*Exercise*
Gather every line from the entries below that includes "WACCM".

*Given information*
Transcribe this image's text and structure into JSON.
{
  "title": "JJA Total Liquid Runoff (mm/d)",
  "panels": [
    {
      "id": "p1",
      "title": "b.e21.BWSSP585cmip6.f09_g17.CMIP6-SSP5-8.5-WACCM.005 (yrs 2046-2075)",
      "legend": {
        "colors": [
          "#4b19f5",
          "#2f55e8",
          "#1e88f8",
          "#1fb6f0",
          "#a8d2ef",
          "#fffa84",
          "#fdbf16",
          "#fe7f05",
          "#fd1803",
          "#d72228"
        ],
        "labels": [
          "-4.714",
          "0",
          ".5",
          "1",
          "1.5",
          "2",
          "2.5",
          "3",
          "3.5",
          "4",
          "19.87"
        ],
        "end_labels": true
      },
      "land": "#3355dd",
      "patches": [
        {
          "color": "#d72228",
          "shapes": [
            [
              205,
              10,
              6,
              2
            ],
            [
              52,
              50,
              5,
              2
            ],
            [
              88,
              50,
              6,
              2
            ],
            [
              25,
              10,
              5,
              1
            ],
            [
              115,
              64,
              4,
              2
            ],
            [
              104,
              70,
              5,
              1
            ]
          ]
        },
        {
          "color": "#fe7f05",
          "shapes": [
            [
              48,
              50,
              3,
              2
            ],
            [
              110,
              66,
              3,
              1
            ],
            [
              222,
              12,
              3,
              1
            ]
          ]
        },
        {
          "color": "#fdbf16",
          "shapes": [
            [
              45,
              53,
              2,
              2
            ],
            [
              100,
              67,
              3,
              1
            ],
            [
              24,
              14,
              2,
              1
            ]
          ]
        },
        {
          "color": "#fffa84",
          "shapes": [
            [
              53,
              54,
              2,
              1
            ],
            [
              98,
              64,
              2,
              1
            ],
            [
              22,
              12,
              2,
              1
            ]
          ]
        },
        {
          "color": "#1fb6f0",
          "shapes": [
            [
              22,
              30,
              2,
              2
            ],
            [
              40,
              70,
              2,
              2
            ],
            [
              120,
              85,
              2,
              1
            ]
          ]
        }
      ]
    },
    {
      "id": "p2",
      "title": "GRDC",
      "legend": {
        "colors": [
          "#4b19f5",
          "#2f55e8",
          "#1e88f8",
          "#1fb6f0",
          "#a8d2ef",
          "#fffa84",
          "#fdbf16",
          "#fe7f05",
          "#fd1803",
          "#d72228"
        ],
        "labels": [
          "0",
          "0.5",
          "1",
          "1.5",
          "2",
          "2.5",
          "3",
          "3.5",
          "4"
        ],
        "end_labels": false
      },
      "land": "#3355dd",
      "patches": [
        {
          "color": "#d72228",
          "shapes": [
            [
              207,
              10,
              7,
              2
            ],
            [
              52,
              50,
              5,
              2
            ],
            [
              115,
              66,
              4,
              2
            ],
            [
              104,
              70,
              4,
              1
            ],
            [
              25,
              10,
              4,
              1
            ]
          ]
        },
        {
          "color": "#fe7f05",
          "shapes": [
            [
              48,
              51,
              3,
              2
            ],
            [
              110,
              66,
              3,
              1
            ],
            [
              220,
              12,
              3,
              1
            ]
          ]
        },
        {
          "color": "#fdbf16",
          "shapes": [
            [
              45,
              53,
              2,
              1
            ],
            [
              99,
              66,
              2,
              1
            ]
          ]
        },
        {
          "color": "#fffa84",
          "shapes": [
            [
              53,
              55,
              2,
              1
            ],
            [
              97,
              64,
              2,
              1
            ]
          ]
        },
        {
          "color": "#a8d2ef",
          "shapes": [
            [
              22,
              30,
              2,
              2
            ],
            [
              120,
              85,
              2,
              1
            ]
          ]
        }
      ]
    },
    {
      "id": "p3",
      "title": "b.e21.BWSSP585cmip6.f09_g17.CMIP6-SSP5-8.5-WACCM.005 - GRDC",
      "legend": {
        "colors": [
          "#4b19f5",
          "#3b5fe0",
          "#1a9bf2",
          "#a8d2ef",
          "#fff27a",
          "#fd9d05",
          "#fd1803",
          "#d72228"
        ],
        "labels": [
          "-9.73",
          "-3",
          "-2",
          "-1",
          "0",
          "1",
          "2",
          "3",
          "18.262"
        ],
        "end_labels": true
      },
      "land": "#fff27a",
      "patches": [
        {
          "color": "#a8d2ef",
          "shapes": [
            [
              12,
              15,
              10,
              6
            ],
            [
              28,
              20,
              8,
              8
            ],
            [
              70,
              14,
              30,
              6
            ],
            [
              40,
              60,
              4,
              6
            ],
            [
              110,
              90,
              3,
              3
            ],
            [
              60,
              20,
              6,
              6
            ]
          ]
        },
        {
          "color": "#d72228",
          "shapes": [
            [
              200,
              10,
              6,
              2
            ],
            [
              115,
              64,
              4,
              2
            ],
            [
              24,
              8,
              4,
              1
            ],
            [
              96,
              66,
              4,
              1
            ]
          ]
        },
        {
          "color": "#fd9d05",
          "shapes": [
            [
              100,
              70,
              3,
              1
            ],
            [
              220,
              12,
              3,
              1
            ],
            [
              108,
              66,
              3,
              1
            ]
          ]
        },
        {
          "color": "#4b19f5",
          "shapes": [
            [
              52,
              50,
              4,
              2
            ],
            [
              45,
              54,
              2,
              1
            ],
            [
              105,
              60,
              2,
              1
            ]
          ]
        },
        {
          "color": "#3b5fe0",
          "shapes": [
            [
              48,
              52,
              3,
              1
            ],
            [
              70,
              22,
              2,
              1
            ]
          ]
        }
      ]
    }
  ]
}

*Full answer*
      "title": "b.e21.BWSSP585cmip6.f09_g17.CMIP6-SSP5-8.5-WACCM.005 (yrs 2046-2075)",
      "title": "b.e21.BWSSP585cmip6.f09_g17.CMIP6-SSP5-8.5-WACCM.005 - GRDC",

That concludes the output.